## [Exercise]
Without the pictures, return each record as it appears.

## [Record set]
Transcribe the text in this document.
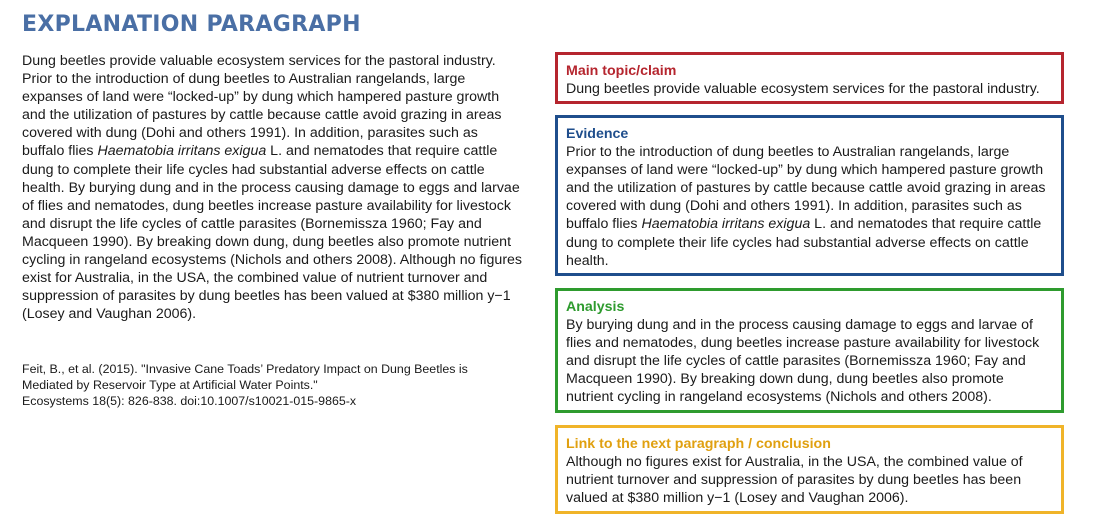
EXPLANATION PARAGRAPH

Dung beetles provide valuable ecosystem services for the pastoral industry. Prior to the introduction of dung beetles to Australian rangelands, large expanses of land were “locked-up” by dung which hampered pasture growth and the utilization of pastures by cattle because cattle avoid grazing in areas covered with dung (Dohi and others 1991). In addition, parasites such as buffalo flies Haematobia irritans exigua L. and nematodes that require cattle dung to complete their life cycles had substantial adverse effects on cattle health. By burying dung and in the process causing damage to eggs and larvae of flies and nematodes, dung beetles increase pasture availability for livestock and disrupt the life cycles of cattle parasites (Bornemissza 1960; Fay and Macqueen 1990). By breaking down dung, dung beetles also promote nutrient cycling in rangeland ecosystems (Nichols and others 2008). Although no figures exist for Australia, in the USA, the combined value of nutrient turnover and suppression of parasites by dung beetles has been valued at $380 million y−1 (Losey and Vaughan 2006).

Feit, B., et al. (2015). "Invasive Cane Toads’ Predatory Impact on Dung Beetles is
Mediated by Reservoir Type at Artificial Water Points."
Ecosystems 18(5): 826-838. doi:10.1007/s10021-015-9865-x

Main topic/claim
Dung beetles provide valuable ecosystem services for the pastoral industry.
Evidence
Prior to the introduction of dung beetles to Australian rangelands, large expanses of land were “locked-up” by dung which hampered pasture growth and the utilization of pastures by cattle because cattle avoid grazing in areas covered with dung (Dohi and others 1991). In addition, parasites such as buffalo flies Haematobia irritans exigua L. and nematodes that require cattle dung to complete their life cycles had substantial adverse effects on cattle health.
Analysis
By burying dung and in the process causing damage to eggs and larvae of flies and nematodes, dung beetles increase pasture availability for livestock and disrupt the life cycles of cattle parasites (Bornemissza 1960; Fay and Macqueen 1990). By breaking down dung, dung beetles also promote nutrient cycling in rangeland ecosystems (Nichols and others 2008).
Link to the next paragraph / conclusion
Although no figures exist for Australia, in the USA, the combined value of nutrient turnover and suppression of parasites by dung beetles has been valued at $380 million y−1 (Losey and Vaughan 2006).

## [Solution]
Transcribe the text in this document.
EXPLANATION PARAGRAPH

Dung beetles provide valuable ecosystem services for the pastoral industry. Prior to the introduction of dung beetles to Australian rangelands, large expanses of land were “locked-up” by dung which hampered pasture growth and the utilization of pastures by cattle because cattle avoid grazing in areas covered with dung (Dohi and others 1991). In addition, parasites such as buffalo flies Haematobia irritans exigua L. and nematodes that require cattle dung to complete their life cycles had substantial adverse effects on cattle health. By burying dung and in the process causing damage to eggs and larvae of flies and nematodes, dung beetles increase pasture availability for livestock and disrupt the life cycles of cattle parasites (Bornemissza 1960; Fay and Macqueen 1990). By breaking down dung, dung beetles also promote nutrient cycling in rangeland ecosystems (Nichols and others 2008). Although no figures exist for Australia, in the USA, the combined value of nutrient turnover and suppression of parasites by dung beetles has been valued at $380 million y−1 (Losey and Vaughan 2006).

Feit, B., et al. (2015). "Invasive Cane Toads’ Predatory Impact on Dung Beetles is
Mediated by Reservoir Type at Artificial Water Points."
Ecosystems 18(5): 826-838. doi:10.1007/s10021-015-9865-x

Main topic/claim
Dung beetles provide valuable ecosystem services for the pastoral industry.
Evidence
Prior to the introduction of dung beetles to Australian rangelands, large expanses of land were “locked-up” by dung which hampered pasture growth and the utilization of pastures by cattle because cattle avoid grazing in areas covered with dung (Dohi and others 1991). In addition, parasites such as buffalo flies Haematobia irritans exigua L. and nematodes that require cattle dung to complete their life cycles had substantial adverse effects on cattle health.
Analysis
By burying dung and in the process causing damage to eggs and larvae of flies and nematodes, dung beetles increase pasture availability for livestock and disrupt the life cycles of cattle parasites (Bornemissza 1960; Fay and Macqueen 1990). By breaking down dung, dung beetles also promote nutrient cycling in rangeland ecosystems (Nichols and others 2008).
Link to the next paragraph / conclusion
Although no figures exist for Australia, in the USA, the combined value of nutrient turnover and suppression of parasites by dung beetles has been valued at $380 million y−1 (Losey and Vaughan 2006).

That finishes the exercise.